Print the full listing exactly.

◆ **Data records**:
** begin **

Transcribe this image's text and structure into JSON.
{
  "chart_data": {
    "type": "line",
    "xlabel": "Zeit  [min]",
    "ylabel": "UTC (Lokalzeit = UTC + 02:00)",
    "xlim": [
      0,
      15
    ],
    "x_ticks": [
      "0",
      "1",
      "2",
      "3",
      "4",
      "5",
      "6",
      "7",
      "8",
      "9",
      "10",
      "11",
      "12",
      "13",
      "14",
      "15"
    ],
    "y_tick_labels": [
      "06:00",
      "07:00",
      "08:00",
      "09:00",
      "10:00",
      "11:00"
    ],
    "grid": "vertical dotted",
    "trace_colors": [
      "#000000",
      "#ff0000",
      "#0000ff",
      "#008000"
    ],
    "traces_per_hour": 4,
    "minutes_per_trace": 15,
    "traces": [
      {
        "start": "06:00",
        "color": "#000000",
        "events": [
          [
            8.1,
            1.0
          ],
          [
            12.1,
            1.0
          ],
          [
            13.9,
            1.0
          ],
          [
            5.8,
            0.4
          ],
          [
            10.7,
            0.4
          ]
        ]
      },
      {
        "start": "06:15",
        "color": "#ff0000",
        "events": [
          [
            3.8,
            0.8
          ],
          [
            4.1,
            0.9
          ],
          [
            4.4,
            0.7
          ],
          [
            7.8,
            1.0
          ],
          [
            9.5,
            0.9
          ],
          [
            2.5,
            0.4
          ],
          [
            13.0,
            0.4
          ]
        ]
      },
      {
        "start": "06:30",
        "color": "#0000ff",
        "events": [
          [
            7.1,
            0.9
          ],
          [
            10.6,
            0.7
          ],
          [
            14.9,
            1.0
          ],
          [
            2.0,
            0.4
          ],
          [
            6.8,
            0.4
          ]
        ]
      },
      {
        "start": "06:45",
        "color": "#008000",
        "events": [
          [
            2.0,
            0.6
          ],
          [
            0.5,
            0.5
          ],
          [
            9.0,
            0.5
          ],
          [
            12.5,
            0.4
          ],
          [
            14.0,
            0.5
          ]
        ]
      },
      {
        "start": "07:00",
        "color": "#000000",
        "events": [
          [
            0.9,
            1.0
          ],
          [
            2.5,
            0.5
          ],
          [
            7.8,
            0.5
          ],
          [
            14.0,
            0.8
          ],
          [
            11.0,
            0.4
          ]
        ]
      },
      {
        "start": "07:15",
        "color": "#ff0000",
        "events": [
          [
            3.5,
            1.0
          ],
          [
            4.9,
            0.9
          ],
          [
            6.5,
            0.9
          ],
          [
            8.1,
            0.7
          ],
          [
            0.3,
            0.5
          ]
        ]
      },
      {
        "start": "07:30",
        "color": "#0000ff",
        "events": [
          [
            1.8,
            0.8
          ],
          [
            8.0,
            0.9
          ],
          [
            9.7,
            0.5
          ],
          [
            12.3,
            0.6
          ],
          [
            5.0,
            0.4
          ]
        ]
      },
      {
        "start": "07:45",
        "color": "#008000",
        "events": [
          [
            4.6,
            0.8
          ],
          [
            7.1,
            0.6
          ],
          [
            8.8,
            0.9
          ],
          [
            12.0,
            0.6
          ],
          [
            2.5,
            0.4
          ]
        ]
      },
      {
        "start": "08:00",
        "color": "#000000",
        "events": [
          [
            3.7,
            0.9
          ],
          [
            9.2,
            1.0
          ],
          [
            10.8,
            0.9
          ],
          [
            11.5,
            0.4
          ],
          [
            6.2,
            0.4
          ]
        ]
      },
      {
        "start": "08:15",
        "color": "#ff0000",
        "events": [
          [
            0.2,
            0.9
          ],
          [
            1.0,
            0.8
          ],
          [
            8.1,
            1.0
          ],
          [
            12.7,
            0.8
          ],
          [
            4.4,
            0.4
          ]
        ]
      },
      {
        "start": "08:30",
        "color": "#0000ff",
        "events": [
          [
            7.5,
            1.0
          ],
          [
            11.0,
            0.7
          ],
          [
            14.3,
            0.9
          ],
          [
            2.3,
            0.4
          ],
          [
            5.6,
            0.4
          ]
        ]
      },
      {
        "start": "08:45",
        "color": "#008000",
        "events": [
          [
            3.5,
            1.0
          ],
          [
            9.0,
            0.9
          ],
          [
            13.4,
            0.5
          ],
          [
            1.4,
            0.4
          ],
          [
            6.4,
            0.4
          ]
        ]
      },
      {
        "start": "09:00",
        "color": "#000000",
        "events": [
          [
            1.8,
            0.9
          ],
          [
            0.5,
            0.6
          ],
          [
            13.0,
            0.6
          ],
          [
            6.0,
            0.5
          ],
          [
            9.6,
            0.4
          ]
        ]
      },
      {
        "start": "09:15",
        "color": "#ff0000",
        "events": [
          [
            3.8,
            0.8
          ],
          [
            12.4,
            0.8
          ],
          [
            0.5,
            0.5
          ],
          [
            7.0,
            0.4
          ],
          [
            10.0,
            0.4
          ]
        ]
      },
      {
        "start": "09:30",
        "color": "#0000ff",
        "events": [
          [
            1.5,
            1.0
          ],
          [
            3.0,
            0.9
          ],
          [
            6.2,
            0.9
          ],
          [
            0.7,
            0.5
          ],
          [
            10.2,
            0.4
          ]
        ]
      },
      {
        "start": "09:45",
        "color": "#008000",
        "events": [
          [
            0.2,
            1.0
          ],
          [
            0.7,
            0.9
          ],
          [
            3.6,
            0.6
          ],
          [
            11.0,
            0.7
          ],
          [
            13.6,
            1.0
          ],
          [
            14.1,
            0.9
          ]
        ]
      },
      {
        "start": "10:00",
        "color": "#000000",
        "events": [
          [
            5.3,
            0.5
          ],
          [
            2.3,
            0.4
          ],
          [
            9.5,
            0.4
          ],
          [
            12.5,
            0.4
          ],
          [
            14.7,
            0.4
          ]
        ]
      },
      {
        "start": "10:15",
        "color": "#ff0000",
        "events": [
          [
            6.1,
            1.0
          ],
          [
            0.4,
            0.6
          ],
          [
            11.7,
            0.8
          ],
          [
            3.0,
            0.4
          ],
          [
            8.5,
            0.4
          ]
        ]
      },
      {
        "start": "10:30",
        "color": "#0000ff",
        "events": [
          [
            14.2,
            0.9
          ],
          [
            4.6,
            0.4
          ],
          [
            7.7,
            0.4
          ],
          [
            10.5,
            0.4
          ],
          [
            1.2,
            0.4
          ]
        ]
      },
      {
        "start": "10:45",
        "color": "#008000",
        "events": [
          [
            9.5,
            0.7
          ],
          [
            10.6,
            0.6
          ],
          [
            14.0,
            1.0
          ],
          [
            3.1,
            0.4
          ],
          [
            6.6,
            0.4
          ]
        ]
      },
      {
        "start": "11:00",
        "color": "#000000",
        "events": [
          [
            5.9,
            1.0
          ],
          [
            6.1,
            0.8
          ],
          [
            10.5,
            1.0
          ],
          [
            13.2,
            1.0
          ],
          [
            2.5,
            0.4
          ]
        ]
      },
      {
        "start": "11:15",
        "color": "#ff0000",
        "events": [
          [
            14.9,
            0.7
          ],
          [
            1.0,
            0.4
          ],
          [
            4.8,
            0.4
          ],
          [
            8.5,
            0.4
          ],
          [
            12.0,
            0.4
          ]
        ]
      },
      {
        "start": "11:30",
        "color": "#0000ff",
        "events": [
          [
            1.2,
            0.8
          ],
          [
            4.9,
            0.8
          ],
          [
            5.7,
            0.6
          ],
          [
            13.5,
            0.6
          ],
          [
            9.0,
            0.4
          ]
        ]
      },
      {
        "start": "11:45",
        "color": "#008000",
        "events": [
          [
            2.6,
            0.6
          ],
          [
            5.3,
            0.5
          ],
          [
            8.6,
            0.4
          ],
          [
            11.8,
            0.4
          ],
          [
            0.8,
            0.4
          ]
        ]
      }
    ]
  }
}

** end **

◆ **Reply to the exercise**:
Transcribe this image's text and structure into JSON.
{
  "chart_data": {
    "type": "line",
    "xlabel": "Zeit  [min]",
    "ylabel": "UTC (Lokalzeit = UTC + 02:00)",
    "xlim": [
      0,
      15
    ],
    "x_ticks": [
      "0",
      "1",
      "2",
      "3",
      "4",
      "5",
      "6",
      "7",
      "8",
      "9",
      "10",
      "11",
      "12",
      "13",
      "14",
      "15"
    ],
    "y_tick_labels": [
      "06:00",
      "07:00",
      "08:00",
      "09:00",
      "10:00",
      "11:00"
    ],
    "grid": "vertical dotted",
    "trace_colors": [
      "#000000",
      "#ff0000",
      "#0000ff",
      "#008000"
    ],
    "traces_per_hour": 4,
    "minutes_per_trace": 15,
    "traces": [
      {
        "start": "06:00",
        "color": "#000000",
        "events": [
          [
            8.1,
            1.0
          ],
          [
            12.1,
            1.0
          ],
          [
            13.9,
            1.0
          ],
          [
            5.8,
            0.4
          ],
          [
            10.7,
            0.4
          ]
        ]
      },
      {
        "start": "06:15",
        "color": "#ff0000",
        "events": [
          [
            3.8,
            0.8
          ],
          [
            4.1,
            0.9
          ],
          [
            4.4,
            0.7
          ],
          [
            7.8,
            1.0
          ],
          [
            9.5,
            0.9
          ],
          [
            2.5,
            0.4
          ],
          [
            13.0,
            0.4
          ]
        ]
      },
      {
        "start": "06:30",
        "color": "#0000ff",
        "events": [
          [
            7.1,
            0.9
          ],
          [
            10.6,
            0.7
          ],
          [
            14.9,
            1.0
          ],
          [
            2.0,
            0.4
          ],
          [
            6.8,
            0.4
          ]
        ]
      },
      {
        "start": "06:45",
        "color": "#008000",
        "events": [
          [
            2.0,
            0.6
          ],
          [
            0.5,
            0.5
          ],
          [
            9.0,
            0.5
          ],
          [
            12.5,
            0.4
          ],
          [
            14.0,
            0.5
          ]
        ]
      },
      {
        "start": "07:00",
        "color": "#000000",
        "events": [
          [
            0.9,
            1.0
          ],
          [
            2.5,
            0.5
          ],
          [
            7.8,
            0.5
          ],
          [
            14.0,
            0.8
          ],
          [
            11.0,
            0.4
          ]
        ]
      },
      {
        "start": "07:15",
        "color": "#ff0000",
        "events": [
          [
            3.5,
            1.0
          ],
          [
            4.9,
            0.9
          ],
          [
            6.5,
            0.9
          ],
          [
            8.1,
            0.7
          ],
          [
            0.3,
            0.5
          ]
        ]
      },
      {
        "start": "07:30",
        "color": "#0000ff",
        "events": [
          [
            1.8,
            0.8
          ],
          [
            8.0,
            0.9
          ],
          [
            9.7,
            0.5
          ],
          [
            12.3,
            0.6
          ],
          [
            5.0,
            0.4
          ]
        ]
      },
      {
        "start": "07:45",
        "color": "#008000",
        "events": [
          [
            4.6,
            0.8
          ],
          [
            7.1,
            0.6
          ],
          [
            8.8,
            0.9
          ],
          [
            12.0,
            0.6
          ],
          [
            2.5,
            0.4
          ]
        ]
      },
      {
        "start": "08:00",
        "color": "#000000",
        "events": [
          [
            3.7,
            0.9
          ],
          [
            9.2,
            1.0
          ],
          [
            10.8,
            0.9
          ],
          [
            11.5,
            0.4
          ],
          [
            6.2,
            0.4
          ]
        ]
      },
      {
        "start": "08:15",
        "color": "#ff0000",
        "events": [
          [
            0.2,
            0.9
          ],
          [
            1.0,
            0.8
          ],
          [
            8.1,
            1.0
          ],
          [
            12.7,
            0.8
          ],
          [
            4.4,
            0.4
          ]
        ]
      },
      {
        "start": "08:30",
        "color": "#0000ff",
        "events": [
          [
            7.5,
            1.0
          ],
          [
            11.0,
            0.7
          ],
          [
            14.3,
            0.9
          ],
          [
            2.3,
            0.4
          ],
          [
            5.6,
            0.4
          ]
        ]
      },
      {
        "start": "08:45",
        "color": "#008000",
        "events": [
          [
            3.5,
            1.0
          ],
          [
            9.0,
            0.9
          ],
          [
            13.4,
            0.5
          ],
          [
            1.4,
            0.4
          ],
          [
            6.4,
            0.4
          ]
        ]
      },
      {
        "start": "09:00",
        "color": "#000000",
        "events": [
          [
            1.8,
            0.9
          ],
          [
            0.5,
            0.6
          ],
          [
            13.0,
            0.6
          ],
          [
            6.0,
            0.5
          ],
          [
            9.6,
            0.4
          ]
        ]
      },
      {
        "start": "09:15",
        "color": "#ff0000",
        "events": [
          [
            3.8,
            0.8
          ],
          [
            12.4,
            0.8
          ],
          [
            0.5,
            0.5
          ],
          [
            7.0,
            0.4
          ],
          [
            10.0,
            0.4
          ]
        ]
      },
      {
        "start": "09:30",
        "color": "#0000ff",
        "events": [
          [
            1.5,
            1.0
          ],
          [
            3.0,
            0.9
          ],
          [
            6.2,
            0.9
          ],
          [
            0.7,
            0.5
          ],
          [
            10.2,
            0.4
          ]
        ]
      },
      {
        "start": "09:45",
        "color": "#008000",
        "events": [
          [
            0.2,
            1.0
          ],
          [
            0.7,
            0.9
          ],
          [
            3.6,
            0.6
          ],
          [
            11.0,
            0.7
          ],
          [
            13.6,
            1.0
          ],
          [
            14.1,
            0.9
          ]
        ]
      },
      {
        "start": "10:00",
        "color": "#000000",
        "events": [
          [
            5.3,
            0.5
          ],
          [
            2.3,
            0.4
          ],
          [
            9.5,
            0.4
          ],
          [
            12.5,
            0.4
          ],
          [
            14.7,
            0.4
          ]
        ]
      },
      {
        "start": "10:15",
        "color": "#ff0000",
        "events": [
          [
            6.1,
            1.0
          ],
          [
            0.4,
            0.6
          ],
          [
            11.7,
            0.8
          ],
          [
            3.0,
            0.4
          ],
          [
            8.5,
            0.4
          ]
        ]
      },
      {
        "start": "10:30",
        "color": "#0000ff",
        "events": [
          [
            14.2,
            0.9
          ],
          [
            4.6,
            0.4
          ],
          [
            7.7,
            0.4
          ],
          [
            10.5,
            0.4
          ],
          [
            1.2,
            0.4
          ]
        ]
      },
      {
        "start": "10:45",
        "color": "#008000",
        "events": [
          [
            9.5,
            0.7
          ],
          [
            10.6,
            0.6
          ],
          [
            14.0,
            1.0
          ],
          [
            3.1,
            0.4
          ],
          [
            6.6,
            0.4
          ]
        ]
      },
      {
        "start": "11:00",
        "color": "#000000",
        "events": [
          [
            5.9,
            1.0
          ],
          [
            6.1,
            0.8
          ],
          [
            10.5,
            1.0
          ],
          [
            13.2,
            1.0
          ],
          [
            2.5,
            0.4
          ]
        ]
      },
      {
        "start": "11:15",
        "color": "#ff0000",
        "events": [
          [
            14.9,
            0.7
          ],
          [
            1.0,
            0.4
          ],
          [
            4.8,
            0.4
          ],
          [
            8.5,
            0.4
          ],
          [
            12.0,
            0.4
          ]
        ]
      },
      {
        "start": "11:30",
        "color": "#0000ff",
        "events": [
          [
            1.2,
            0.8
          ],
          [
            4.9,
            0.8
          ],
          [
            5.7,
            0.6
          ],
          [
            13.5,
            0.6
          ],
          [
            9.0,
            0.4
          ]
        ]
      },
      {
        "start": "11:45",
        "color": "#008000",
        "events": [
          [
            2.6,
            0.6
          ],
          [
            5.3,
            0.5
          ],
          [
            8.6,
            0.4
          ],
          [
            11.8,
            0.4
          ],
          [
            0.8,
            0.4
          ]
        ]
      }
    ]
  }
}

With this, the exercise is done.